**Texte présenté**
################
Pologne: Un pays en manque de maternelles

La réforme du système éducatif proposée par la ministre Katarzyna Hall, dont le lancement serait prévu pour septembre 2009, a été votée le 23 janvier dernier au Parlement et est désormais soumise à l’approbation du Sénat. Cette réforme a causé de sérieux remous dans la société polonaise (voir notre article du 1er décembre 2008).


L’avancée de l’âge obligatoire de scolarité –qu’elle fixe à six ans- a particulièrement mobilisé les parents d’élèves car, entre autres préoccupations, elle relance le débat sur l’insuffisance des infrastructures préscolaires dans le pays.
En souhaitant avancer l’ensemble de la scolarité des jeunes Polonais d’un an, la ministre de l’Education avait clairement évoqué la nécessité d’universaliser l’enseignement préscolaire, à l’image de nombreux pays européens. Alors qu’en moyenne 84% des enfants de l’UE passent par la maternelle (presque 100% dans des pays comme la Belgique, les Pays-Bas, le Danemark, la France ou la Hongrie, ne serait-ce que pour quelques heures par semaine), seuls 28% des 3-5 ans polonais y sont inscrits, et pas même 15% dans les zones rurales. Le pays présente l’un des taux les plus faibles de l’Union.
################
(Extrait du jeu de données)
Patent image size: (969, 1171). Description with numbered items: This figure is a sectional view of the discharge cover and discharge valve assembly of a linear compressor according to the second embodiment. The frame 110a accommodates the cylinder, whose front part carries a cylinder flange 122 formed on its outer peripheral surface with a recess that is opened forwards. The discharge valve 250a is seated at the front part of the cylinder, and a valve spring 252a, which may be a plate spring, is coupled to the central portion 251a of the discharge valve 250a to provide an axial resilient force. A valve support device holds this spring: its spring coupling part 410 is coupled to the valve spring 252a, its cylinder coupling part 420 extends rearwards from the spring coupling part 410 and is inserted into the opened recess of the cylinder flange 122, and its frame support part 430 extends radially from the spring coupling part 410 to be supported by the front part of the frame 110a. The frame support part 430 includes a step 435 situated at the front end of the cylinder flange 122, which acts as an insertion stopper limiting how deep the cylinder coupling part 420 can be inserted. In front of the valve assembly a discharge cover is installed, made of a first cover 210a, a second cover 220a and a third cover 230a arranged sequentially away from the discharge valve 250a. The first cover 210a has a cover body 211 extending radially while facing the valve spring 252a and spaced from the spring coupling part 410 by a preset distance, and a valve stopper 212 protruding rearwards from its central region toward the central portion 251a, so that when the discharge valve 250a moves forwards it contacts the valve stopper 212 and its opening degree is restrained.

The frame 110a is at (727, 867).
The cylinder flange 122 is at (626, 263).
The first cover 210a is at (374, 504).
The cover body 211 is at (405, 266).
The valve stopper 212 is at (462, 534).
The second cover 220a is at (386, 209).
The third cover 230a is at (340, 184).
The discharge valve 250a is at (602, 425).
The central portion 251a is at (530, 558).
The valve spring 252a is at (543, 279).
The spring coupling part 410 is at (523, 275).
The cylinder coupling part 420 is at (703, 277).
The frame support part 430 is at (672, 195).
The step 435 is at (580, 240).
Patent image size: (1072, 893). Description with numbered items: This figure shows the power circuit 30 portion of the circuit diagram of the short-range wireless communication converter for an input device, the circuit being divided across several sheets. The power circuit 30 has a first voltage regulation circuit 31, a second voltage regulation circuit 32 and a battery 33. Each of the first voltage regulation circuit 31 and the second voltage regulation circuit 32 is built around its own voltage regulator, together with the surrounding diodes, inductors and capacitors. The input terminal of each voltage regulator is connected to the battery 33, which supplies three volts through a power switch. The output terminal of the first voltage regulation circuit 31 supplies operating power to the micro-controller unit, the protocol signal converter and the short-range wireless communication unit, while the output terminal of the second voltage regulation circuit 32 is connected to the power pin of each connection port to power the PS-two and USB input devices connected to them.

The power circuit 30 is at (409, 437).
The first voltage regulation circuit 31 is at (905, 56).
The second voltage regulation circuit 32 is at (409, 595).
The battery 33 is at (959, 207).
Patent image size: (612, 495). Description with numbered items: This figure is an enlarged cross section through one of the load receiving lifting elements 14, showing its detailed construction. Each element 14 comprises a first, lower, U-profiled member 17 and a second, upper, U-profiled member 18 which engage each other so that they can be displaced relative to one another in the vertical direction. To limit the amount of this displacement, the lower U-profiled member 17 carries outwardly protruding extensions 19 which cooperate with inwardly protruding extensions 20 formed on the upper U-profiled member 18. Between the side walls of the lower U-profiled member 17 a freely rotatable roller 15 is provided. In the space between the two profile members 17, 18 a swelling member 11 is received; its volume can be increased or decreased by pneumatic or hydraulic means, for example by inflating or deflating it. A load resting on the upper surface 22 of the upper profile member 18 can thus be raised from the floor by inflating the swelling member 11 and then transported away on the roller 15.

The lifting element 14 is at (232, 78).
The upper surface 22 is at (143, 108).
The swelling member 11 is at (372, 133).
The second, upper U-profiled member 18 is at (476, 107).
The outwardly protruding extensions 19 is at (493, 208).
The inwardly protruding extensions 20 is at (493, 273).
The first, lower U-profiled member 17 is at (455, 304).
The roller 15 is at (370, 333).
################
**Consignes**
1. Transcrivez à l'identique le passage du texte sur les maternelles en Pologne qui s'ouvre sur les mots « La réforme du » et se referme sur « dans le pays. ».
2. Répondez à chaque question à partir du texte sur les maternelles en Pologne.
(a) À quelle date la réforme a-t-elle été votée au Parlement ?
(b) À quel âge la réforme fixe-t-elle le début de la scolarité obligatoire ?
(c) Quel pourcentage des enfants polonais de 3 à 5 ans est inscrit en maternelle ?
Les enregistrements n'ont aucun rapport avec le texte sur les maternelles en Pologne.

**Réponses par consigne**
1.
La réforme du système éducatif proposée par la ministre Katarzyna Hall, dont le lancement serait prévu pour septembre 2009, a été votée le 23 janvier dernier au Parlement et est désormais soumise à l’approbation du Sénat. Cette réforme a causé de sérieux remous dans la société polonaise (voir notre article du 1er décembre 2008).


L’avancée de l’âge obligatoire de scolarité –qu’elle fixe à six ans- a particulièrement mobilisé les parents d’élèves car, entre autres préoccupations, elle relance le débat sur l’insuffisance des infrastructures préscolaires dans le pays.

2.
(a) Le 23 janvier.
(b) À six ans.
(c) 28 %.